---------- Material provided ----------
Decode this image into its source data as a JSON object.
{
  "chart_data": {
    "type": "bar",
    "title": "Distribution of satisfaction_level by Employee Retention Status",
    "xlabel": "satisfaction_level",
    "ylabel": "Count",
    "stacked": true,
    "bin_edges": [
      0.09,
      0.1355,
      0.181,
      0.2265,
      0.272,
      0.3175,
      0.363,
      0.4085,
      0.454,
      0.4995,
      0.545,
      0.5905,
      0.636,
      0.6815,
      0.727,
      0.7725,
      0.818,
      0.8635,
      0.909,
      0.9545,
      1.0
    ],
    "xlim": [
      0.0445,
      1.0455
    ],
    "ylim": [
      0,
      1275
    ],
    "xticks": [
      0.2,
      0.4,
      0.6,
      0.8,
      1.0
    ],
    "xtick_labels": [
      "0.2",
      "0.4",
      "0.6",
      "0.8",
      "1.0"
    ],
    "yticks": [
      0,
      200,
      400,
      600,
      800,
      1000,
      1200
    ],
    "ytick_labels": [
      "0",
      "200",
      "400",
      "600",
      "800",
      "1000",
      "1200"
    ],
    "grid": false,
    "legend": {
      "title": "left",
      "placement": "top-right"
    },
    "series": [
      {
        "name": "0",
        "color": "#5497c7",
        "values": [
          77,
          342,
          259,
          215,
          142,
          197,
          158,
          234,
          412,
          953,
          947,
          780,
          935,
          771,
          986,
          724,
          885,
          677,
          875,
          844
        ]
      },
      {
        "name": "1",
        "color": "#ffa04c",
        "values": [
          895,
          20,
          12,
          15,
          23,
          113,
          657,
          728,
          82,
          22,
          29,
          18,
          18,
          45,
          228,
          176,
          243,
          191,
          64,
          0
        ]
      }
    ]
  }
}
----------
---------- Material provided ----------
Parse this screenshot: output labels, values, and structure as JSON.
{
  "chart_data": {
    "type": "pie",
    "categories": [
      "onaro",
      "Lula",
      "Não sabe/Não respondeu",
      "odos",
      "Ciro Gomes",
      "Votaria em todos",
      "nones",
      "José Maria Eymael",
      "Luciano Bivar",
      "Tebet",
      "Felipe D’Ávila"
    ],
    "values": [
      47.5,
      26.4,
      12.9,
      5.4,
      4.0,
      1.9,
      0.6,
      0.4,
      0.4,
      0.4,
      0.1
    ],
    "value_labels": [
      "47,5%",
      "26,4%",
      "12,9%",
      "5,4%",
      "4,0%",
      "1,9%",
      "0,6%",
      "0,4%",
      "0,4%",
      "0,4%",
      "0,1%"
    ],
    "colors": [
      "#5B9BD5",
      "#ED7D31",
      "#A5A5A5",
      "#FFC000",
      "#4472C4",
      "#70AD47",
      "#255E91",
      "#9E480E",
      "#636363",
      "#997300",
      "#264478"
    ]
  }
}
----------
---------- Material provided ----------
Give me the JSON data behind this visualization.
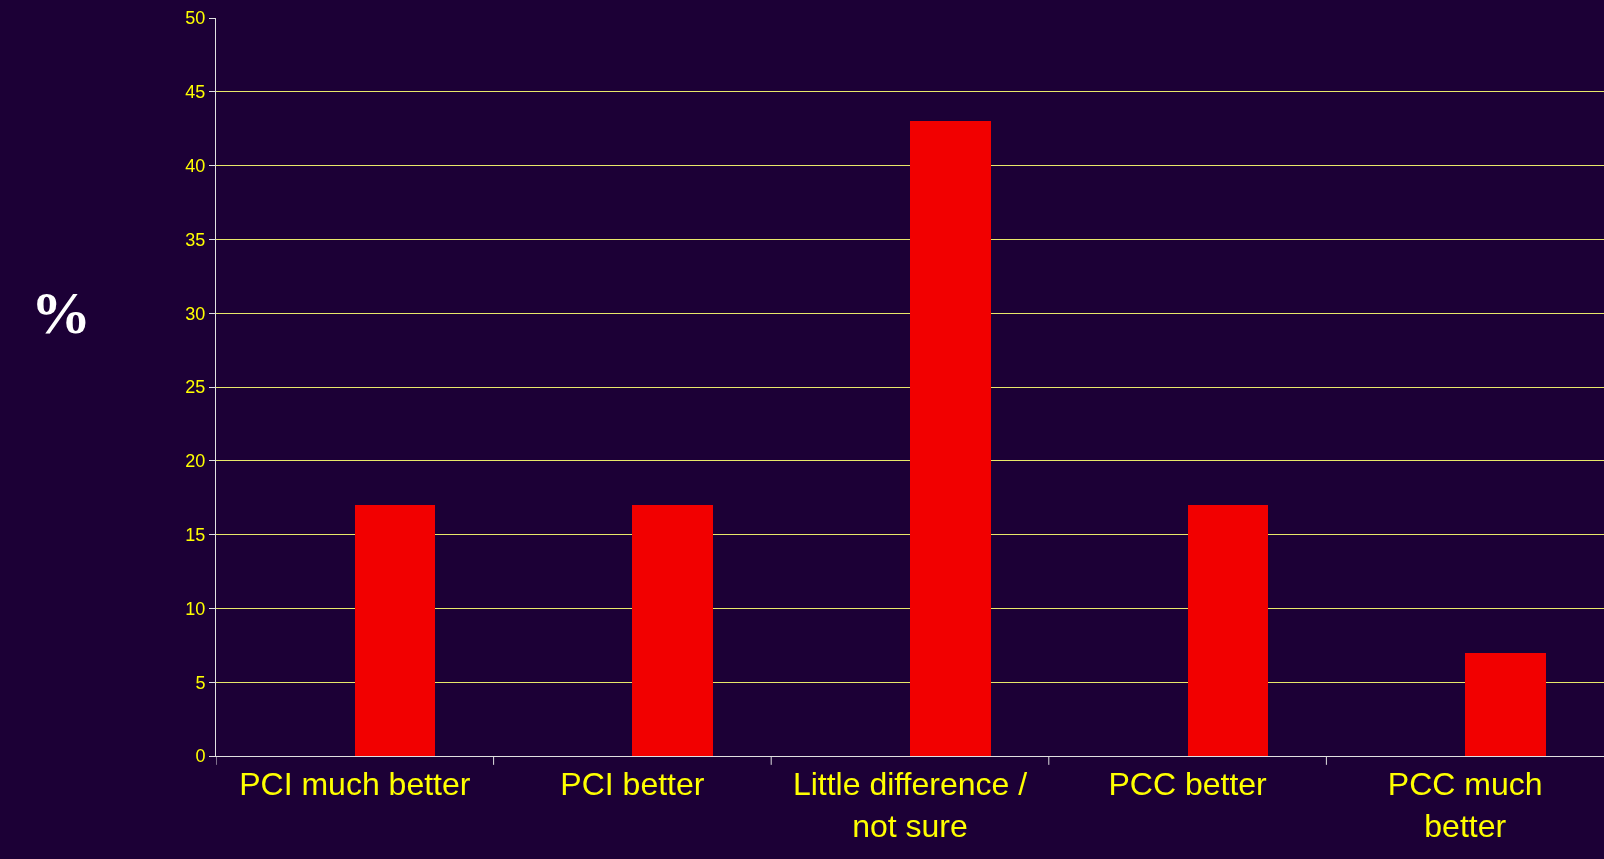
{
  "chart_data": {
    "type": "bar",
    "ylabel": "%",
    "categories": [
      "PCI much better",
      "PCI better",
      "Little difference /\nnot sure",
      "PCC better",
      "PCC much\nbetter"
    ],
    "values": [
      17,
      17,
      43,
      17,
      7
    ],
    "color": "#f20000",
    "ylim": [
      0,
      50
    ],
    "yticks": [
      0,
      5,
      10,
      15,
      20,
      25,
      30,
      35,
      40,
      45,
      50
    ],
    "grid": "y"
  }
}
----------
[Given exercise] Count the lines in the records above that contain the word "this", and give only that number.

[Exercise answer] 3